::: Exercise materials :::

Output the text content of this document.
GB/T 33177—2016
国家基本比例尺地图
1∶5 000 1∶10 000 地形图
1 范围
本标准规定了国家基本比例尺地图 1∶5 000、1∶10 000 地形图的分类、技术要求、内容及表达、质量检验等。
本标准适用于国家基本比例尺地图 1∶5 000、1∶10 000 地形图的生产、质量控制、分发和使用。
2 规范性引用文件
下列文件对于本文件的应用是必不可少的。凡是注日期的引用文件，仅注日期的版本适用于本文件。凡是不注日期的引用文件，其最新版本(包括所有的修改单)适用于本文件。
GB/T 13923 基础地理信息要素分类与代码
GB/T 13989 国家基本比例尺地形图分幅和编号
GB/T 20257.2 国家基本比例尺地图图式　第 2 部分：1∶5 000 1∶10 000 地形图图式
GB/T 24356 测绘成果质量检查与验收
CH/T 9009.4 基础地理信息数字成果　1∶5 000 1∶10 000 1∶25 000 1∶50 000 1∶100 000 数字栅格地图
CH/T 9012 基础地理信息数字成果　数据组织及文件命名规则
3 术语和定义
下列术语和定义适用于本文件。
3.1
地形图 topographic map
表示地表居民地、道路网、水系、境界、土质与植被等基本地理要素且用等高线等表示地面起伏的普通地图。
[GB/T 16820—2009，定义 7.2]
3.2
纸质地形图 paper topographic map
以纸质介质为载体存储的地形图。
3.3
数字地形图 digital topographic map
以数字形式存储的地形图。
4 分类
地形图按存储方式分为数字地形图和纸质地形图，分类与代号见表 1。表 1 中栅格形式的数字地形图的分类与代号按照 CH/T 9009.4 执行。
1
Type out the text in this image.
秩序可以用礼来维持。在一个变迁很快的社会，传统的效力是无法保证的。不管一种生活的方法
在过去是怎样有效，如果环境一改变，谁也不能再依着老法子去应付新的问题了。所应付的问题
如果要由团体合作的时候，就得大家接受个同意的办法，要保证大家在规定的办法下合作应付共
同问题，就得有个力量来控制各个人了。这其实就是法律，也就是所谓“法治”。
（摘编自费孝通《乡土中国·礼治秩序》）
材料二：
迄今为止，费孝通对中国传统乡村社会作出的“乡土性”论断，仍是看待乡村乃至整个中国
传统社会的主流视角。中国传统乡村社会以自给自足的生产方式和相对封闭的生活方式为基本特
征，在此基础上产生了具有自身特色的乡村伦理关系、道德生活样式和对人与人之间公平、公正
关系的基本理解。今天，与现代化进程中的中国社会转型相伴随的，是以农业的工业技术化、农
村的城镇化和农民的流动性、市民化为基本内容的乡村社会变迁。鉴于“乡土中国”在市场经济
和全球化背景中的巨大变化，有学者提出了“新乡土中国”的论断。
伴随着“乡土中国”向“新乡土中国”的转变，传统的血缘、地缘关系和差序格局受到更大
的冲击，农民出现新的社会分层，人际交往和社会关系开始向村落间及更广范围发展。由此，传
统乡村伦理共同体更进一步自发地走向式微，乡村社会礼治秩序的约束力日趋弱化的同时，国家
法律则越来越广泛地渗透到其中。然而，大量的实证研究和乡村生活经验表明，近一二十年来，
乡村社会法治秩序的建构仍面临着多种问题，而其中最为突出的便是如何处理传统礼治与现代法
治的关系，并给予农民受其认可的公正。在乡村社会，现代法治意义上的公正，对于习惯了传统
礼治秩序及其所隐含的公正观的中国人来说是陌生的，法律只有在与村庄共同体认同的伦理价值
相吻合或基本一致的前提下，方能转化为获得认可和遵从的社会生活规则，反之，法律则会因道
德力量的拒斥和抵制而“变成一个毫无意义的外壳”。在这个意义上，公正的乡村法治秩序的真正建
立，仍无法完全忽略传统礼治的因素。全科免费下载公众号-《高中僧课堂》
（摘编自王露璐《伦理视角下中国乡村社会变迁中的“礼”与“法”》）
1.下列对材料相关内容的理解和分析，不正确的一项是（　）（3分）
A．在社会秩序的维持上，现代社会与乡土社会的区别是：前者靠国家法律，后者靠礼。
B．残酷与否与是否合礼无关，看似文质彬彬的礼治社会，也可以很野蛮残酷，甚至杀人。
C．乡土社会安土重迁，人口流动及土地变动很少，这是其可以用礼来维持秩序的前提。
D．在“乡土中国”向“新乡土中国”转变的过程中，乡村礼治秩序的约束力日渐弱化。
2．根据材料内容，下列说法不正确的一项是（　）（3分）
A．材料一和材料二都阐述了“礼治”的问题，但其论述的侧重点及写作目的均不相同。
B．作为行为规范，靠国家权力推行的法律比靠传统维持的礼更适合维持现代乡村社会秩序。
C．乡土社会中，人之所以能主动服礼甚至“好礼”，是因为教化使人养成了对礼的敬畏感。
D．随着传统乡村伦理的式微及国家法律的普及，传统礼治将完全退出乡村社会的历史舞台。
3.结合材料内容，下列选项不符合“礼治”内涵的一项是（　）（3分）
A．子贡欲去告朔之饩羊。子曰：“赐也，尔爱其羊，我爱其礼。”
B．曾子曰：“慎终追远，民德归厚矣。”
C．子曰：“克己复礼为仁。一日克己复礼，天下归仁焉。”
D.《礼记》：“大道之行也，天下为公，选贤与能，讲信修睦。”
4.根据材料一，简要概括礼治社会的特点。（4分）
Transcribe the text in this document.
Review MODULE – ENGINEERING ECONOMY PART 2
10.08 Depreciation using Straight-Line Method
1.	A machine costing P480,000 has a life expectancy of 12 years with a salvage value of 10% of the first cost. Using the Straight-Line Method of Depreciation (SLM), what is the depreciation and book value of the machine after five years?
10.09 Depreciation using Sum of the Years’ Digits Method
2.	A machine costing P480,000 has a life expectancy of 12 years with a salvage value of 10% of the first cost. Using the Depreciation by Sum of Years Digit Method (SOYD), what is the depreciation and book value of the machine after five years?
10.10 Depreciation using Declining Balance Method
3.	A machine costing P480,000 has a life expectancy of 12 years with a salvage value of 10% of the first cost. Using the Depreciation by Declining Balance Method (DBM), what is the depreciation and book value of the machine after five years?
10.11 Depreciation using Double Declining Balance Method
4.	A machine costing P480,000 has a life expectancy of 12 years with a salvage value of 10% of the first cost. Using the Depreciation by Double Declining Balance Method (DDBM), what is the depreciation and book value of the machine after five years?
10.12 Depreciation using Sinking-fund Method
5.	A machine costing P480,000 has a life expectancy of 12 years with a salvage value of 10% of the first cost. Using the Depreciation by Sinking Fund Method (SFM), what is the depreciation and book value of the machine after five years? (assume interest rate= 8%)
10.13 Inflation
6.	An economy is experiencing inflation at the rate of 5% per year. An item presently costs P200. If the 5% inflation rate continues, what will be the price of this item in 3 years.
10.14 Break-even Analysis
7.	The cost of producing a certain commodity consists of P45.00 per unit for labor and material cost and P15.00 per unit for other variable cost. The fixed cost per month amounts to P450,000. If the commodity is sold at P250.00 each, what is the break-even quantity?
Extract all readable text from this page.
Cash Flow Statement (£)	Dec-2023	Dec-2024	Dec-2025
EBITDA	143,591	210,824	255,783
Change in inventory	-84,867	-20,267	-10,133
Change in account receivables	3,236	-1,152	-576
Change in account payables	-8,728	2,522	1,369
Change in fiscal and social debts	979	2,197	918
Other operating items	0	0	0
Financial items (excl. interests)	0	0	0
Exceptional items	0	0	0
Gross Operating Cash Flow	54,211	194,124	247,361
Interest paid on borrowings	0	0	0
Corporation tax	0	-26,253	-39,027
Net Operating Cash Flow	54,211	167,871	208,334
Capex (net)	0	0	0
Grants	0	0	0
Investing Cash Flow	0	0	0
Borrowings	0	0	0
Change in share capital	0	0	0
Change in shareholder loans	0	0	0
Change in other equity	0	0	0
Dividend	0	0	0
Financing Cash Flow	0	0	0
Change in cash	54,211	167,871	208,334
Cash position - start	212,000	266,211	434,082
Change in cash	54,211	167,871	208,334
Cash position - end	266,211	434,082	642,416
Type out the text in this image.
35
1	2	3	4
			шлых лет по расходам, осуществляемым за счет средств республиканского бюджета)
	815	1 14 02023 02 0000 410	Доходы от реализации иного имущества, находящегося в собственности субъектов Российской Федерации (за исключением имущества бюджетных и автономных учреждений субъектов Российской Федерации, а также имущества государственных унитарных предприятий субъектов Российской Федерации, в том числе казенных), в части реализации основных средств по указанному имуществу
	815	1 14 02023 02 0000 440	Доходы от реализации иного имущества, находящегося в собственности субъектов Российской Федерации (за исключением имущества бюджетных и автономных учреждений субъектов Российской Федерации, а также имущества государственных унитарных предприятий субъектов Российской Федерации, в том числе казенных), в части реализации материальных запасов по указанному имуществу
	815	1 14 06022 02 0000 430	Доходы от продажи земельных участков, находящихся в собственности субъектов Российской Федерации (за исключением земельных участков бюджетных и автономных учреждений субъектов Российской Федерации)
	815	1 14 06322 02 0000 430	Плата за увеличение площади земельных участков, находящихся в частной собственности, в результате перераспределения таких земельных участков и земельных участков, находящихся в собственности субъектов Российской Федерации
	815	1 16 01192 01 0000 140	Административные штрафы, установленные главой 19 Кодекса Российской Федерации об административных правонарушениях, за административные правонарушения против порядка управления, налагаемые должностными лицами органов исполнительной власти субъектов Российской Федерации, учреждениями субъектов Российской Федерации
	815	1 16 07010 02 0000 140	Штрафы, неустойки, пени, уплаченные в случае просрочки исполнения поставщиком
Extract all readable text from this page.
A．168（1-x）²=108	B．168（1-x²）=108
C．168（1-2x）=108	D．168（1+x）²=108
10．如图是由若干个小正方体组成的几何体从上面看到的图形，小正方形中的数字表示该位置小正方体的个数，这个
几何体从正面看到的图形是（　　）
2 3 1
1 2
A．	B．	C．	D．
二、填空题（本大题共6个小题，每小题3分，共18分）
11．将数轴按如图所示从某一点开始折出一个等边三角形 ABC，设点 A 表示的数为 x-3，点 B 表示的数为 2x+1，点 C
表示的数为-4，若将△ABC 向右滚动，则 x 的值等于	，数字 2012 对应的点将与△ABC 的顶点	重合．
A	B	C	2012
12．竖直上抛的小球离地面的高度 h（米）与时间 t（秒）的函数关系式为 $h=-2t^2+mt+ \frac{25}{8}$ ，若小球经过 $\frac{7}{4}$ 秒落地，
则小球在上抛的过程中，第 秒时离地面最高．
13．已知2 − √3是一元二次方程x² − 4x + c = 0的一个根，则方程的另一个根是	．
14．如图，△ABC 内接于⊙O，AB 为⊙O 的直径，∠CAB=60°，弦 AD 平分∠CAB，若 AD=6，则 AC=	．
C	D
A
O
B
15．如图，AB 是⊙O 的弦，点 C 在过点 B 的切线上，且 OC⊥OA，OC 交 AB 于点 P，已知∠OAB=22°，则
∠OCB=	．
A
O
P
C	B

:::

- [What the task requires]: Locate the lines above that hold the word "субъектов". Show every one of them.

- [Solution to this task]:
	815	1 14 02023 02 0000 410	Доходы от реализации иного имущества, находящегося в собственности субъектов Российской Федерации (за исключением имущества бюджетных и автономных учреждений субъектов Российской Федерации, а также имущества государственных унитарных предприятий субъектов Российской Федерации, в том числе казенных), в части реализации основных средств по указанному имуществу
	815	1 14 02023 02 0000 440	Доходы от реализации иного имущества, находящегося в собственности субъектов Российской Федерации (за исключением имущества бюджетных и автономных учреждений субъектов Российской Федерации, а также имущества государственных унитарных предприятий субъектов Российской Федерации, в том числе казенных), в части реализации материальных запасов по указанному имуществу
	815	1 14 06022 02 0000 430	Доходы от продажи земельных участков, находящихся в собственности субъектов Российской Федерации (за исключением земельных участков бюджетных и автономных учреждений субъектов Российской Федерации)
	815	1 14 06322 02 0000 430	Плата за увеличение площади земельных участков, находящихся в частной собственности, в результате перераспределения таких земельных участков и земельных участков, находящихся в собственности субъектов Российской Федерации
	815	1 16 01192 01 0000 140	Административные штрафы, установленные главой 19 Кодекса Российской Федерации об административных правонарушениях, за административные правонарушения против порядка управления, налагаемые должностными лицами органов исполнительной власти субъектов Российской Федерации, учреждениями субъектов Российской Федерации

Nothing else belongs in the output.